▸ What is being asked
Copy out the data below verbatim.
** start Data for this task **
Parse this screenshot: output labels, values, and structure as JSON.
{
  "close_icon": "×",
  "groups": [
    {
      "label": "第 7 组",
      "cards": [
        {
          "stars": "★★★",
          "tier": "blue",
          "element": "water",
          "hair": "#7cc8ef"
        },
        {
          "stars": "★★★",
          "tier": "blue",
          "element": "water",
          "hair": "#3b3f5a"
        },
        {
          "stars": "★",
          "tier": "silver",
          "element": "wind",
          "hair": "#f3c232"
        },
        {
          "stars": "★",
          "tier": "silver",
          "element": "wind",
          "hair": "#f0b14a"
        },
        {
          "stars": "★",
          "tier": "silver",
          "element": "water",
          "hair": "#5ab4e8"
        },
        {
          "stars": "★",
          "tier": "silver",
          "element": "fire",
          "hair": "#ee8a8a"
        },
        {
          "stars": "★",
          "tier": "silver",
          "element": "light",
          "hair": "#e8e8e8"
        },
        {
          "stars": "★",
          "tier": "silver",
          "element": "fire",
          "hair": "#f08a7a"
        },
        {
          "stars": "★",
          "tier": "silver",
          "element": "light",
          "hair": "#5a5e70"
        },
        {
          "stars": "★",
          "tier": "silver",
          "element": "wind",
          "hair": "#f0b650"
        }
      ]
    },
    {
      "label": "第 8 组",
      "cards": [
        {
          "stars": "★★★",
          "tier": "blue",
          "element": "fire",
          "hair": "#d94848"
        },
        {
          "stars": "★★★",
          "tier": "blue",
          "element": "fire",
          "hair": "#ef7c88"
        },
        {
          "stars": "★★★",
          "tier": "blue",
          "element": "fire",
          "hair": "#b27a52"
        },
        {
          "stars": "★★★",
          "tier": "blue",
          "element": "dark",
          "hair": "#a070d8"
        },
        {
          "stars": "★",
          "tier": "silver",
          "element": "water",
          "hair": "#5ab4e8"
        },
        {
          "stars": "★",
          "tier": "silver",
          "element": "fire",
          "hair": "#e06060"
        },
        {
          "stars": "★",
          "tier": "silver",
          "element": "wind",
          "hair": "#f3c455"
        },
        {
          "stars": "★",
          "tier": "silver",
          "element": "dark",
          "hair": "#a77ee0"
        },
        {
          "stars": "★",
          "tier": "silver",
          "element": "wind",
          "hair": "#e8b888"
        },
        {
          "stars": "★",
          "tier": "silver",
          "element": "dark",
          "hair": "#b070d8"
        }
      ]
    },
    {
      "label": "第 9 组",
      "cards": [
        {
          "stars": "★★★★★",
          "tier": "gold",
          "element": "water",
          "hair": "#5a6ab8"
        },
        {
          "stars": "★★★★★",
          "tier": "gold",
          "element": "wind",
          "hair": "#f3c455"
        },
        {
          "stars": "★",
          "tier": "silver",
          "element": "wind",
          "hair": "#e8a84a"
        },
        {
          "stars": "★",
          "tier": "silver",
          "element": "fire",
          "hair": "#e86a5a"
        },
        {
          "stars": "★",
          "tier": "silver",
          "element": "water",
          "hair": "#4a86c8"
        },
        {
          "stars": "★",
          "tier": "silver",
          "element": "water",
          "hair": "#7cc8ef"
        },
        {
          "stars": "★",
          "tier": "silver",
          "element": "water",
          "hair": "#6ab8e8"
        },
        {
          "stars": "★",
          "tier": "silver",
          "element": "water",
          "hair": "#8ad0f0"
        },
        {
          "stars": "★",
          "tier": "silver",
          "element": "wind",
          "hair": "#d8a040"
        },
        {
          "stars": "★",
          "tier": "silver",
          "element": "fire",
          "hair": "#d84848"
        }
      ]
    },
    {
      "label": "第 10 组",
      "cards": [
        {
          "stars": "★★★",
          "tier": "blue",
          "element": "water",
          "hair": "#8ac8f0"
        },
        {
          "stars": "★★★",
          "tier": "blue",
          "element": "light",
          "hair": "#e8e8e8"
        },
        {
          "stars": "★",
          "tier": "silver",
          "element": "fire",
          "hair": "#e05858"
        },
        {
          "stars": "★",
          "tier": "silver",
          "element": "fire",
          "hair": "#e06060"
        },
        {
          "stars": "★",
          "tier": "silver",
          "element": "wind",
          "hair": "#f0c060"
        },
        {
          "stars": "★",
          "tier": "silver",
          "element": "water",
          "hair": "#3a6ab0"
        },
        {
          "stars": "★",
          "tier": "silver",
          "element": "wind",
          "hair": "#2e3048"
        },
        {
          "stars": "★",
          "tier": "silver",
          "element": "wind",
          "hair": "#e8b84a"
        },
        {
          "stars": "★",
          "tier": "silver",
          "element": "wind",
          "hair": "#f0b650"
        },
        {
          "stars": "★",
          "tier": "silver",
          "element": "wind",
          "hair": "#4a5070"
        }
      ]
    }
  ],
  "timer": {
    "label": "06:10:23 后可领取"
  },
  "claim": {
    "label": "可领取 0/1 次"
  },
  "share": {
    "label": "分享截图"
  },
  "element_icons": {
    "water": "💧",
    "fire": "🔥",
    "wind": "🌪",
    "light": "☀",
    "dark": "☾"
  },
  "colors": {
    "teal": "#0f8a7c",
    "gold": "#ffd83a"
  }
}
** end Data for this task **
▸ Answer to the exercise
Parse this screenshot: output labels, values, and structure as JSON.
{
  "close_icon": "×",
  "groups": [
    {
      "label": "第 7 组",
      "cards": [
        {
          "stars": "★★★",
          "tier": "blue",
          "element": "water",
          "hair": "#7cc8ef"
        },
        {
          "stars": "★★★",
          "tier": "blue",
          "element": "water",
          "hair": "#3b3f5a"
        },
        {
          "stars": "★",
          "tier": "silver",
          "element": "wind",
          "hair": "#f3c232"
        },
        {
          "stars": "★",
          "tier": "silver",
          "element": "wind",
          "hair": "#f0b14a"
        },
        {
          "stars": "★",
          "tier": "silver",
          "element": "water",
          "hair": "#5ab4e8"
        },
        {
          "stars": "★",
          "tier": "silver",
          "element": "fire",
          "hair": "#ee8a8a"
        },
        {
          "stars": "★",
          "tier": "silver",
          "element": "light",
          "hair": "#e8e8e8"
        },
        {
          "stars": "★",
          "tier": "silver",
          "element": "fire",
          "hair": "#f08a7a"
        },
        {
          "stars": "★",
          "tier": "silver",
          "element": "light",
          "hair": "#5a5e70"
        },
        {
          "stars": "★",
          "tier": "silver",
          "element": "wind",
          "hair": "#f0b650"
        }
      ]
    },
    {
      "label": "第 8 组",
      "cards": [
        {
          "stars": "★★★",
          "tier": "blue",
          "element": "fire",
          "hair": "#d94848"
        },
        {
          "stars": "★★★",
          "tier": "blue",
          "element": "fire",
          "hair": "#ef7c88"
        },
        {
          "stars": "★★★",
          "tier": "blue",
          "element": "fire",
          "hair": "#b27a52"
        },
        {
          "stars": "★★★",
          "tier": "blue",
          "element": "dark",
          "hair": "#a070d8"
        },
        {
          "stars": "★",
          "tier": "silver",
          "element": "water",
          "hair": "#5ab4e8"
        },
        {
          "stars": "★",
          "tier": "silver",
          "element": "fire",
          "hair": "#e06060"
        },
        {
          "stars": "★",
          "tier": "silver",
          "element": "wind",
          "hair": "#f3c455"
        },
        {
          "stars": "★",
          "tier": "silver",
          "element": "dark",
          "hair": "#a77ee0"
        },
        {
          "stars": "★",
          "tier": "silver",
          "element": "wind",
          "hair": "#e8b888"
        },
        {
          "stars": "★",
          "tier": "silver",
          "element": "dark",
          "hair": "#b070d8"
        }
      ]
    },
    {
      "label": "第 9 组",
      "cards": [
        {
          "stars": "★★★★★",
          "tier": "gold",
          "element": "water",
          "hair": "#5a6ab8"
        },
        {
          "stars": "★★★★★",
          "tier": "gold",
          "element": "wind",
          "hair": "#f3c455"
        },
        {
          "stars": "★",
          "tier": "silver",
          "element": "wind",
          "hair": "#e8a84a"
        },
        {
          "stars": "★",
          "tier": "silver",
          "element": "fire",
          "hair": "#e86a5a"
        },
        {
          "stars": "★",
          "tier": "silver",
          "element": "water",
          "hair": "#4a86c8"
        },
        {
          "stars": "★",
          "tier": "silver",
          "element": "water",
          "hair": "#7cc8ef"
        },
        {
          "stars": "★",
          "tier": "silver",
          "element": "water",
          "hair": "#6ab8e8"
        },
        {
          "stars": "★",
          "tier": "silver",
          "element": "water",
          "hair": "#8ad0f0"
        },
        {
          "stars": "★",
          "tier": "silver",
          "element": "wind",
          "hair": "#d8a040"
        },
        {
          "stars": "★",
          "tier": "silver",
          "element": "fire",
          "hair": "#d84848"
        }
      ]
    },
    {
      "label": "第 10 组",
      "cards": [
        {
          "stars": "★★★",
          "tier": "blue",
          "element": "water",
          "hair": "#8ac8f0"
        },
        {
          "stars": "★★★",
          "tier": "blue",
          "element": "light",
          "hair": "#e8e8e8"
        },
        {
          "stars": "★",
          "tier": "silver",
          "element": "fire",
          "hair": "#e05858"
        },
        {
          "stars": "★",
          "tier": "silver",
          "element": "fire",
          "hair": "#e06060"
        },
        {
          "stars": "★",
          "tier": "silver",
          "element": "wind",
          "hair": "#f0c060"
        },
        {
          "stars": "★",
          "tier": "silver",
          "element": "water",
          "hair": "#3a6ab0"
        },
        {
          "stars": "★",
          "tier": "silver",
          "element": "wind",
          "hair": "#2e3048"
        },
        {
          "stars": "★",
          "tier": "silver",
          "element": "wind",
          "hair": "#e8b84a"
        },
        {
          "stars": "★",
          "tier": "silver",
          "element": "wind",
          "hair": "#f0b650"
        },
        {
          "stars": "★",
          "tier": "silver",
          "element": "wind",
          "hair": "#4a5070"
        }
      ]
    }
  ],
  "timer": {
    "label": "06:10:23 后可领取"
  },
  "claim": {
    "label": "可领取 0/1 次"
  },
  "share": {
    "label": "分享截图"
  },
  "element_icons": {
    "water": "💧",
    "fire": "🔥",
    "wind": "🌪",
    "light": "☀",
    "dark": "☾"
  },
  "colors": {
    "teal": "#0f8a7c",
    "gold": "#ffd83a"
  }
}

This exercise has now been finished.